Extracts from a graphics dataset:
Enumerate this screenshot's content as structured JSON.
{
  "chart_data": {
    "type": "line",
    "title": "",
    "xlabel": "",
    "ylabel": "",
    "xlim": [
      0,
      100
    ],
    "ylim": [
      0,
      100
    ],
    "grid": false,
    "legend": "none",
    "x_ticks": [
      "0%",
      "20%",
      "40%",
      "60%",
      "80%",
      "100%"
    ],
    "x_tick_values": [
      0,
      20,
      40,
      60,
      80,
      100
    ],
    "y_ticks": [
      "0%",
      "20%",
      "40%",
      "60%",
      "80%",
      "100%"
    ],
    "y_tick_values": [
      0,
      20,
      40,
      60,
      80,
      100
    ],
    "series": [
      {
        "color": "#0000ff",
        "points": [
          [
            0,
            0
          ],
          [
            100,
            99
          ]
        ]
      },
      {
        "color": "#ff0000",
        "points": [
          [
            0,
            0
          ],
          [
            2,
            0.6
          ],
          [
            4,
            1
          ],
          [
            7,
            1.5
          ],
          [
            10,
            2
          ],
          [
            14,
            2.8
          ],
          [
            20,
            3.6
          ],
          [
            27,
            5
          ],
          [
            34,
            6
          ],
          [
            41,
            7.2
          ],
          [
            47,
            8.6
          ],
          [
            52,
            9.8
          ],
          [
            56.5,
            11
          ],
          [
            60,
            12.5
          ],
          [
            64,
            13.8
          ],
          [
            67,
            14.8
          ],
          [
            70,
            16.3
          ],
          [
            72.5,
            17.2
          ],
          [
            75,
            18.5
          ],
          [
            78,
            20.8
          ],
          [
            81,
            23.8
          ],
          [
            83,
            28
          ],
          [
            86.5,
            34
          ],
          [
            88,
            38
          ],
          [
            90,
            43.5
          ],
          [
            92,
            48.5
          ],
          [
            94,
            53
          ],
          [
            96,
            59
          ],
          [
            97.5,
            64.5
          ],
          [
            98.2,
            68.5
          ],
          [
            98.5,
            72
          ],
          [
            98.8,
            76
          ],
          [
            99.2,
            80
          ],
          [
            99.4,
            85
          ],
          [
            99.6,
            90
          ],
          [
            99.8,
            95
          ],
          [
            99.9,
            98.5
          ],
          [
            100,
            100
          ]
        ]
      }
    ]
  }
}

*Short exercise:* From the records above, extract every entry exactly as given.

*Task response:*
Enumerate this screenshot's content as structured JSON.
{
  "chart_data": {
    "type": "line",
    "title": "",
    "xlabel": "",
    "ylabel": "",
    "xlim": [
      0,
      100
    ],
    "ylim": [
      0,
      100
    ],
    "grid": false,
    "legend": "none",
    "x_ticks": [
      "0%",
      "20%",
      "40%",
      "60%",
      "80%",
      "100%"
    ],
    "x_tick_values": [
      0,
      20,
      40,
      60,
      80,
      100
    ],
    "y_ticks": [
      "0%",
      "20%",
      "40%",
      "60%",
      "80%",
      "100%"
    ],
    "y_tick_values": [
      0,
      20,
      40,
      60,
      80,
      100
    ],
    "series": [
      {
        "color": "#0000ff",
        "points": [
          [
            0,
            0
          ],
          [
            100,
            99
          ]
        ]
      },
      {
        "color": "#ff0000",
        "points": [
          [
            0,
            0
          ],
          [
            2,
            0.6
          ],
          [
            4,
            1
          ],
          [
            7,
            1.5
          ],
          [
            10,
            2
          ],
          [
            14,
            2.8
          ],
          [
            20,
            3.6
          ],
          [
            27,
            5
          ],
          [
            34,
            6
          ],
          [
            41,
            7.2
          ],
          [
            47,
            8.6
          ],
          [
            52,
            9.8
          ],
          [
            56.5,
            11
          ],
          [
            60,
            12.5
          ],
          [
            64,
            13.8
          ],
          [
            67,
            14.8
          ],
          [
            70,
            16.3
          ],
          [
            72.5,
            17.2
          ],
          [
            75,
            18.5
          ],
          [
            78,
            20.8
          ],
          [
            81,
            23.8
          ],
          [
            83,
            28
          ],
          [
            86.5,
            34
          ],
          [
            88,
            38
          ],
          [
            90,
            43.5
          ],
          [
            92,
            48.5
          ],
          [
            94,
            53
          ],
          [
            96,
            59
          ],
          [
            97.5,
            64.5
          ],
          [
            98.2,
            68.5
          ],
          [
            98.5,
            72
          ],
          [
            98.8,
            76
          ],
          [
            99.2,
            80
          ],
          [
            99.4,
            85
          ],
          [
            99.6,
            90
          ],
          [
            99.8,
            95
          ],
          [
            99.9,
            98.5
          ],
          [
            100,
            100
          ]
        ]
      }
    ]
  }
}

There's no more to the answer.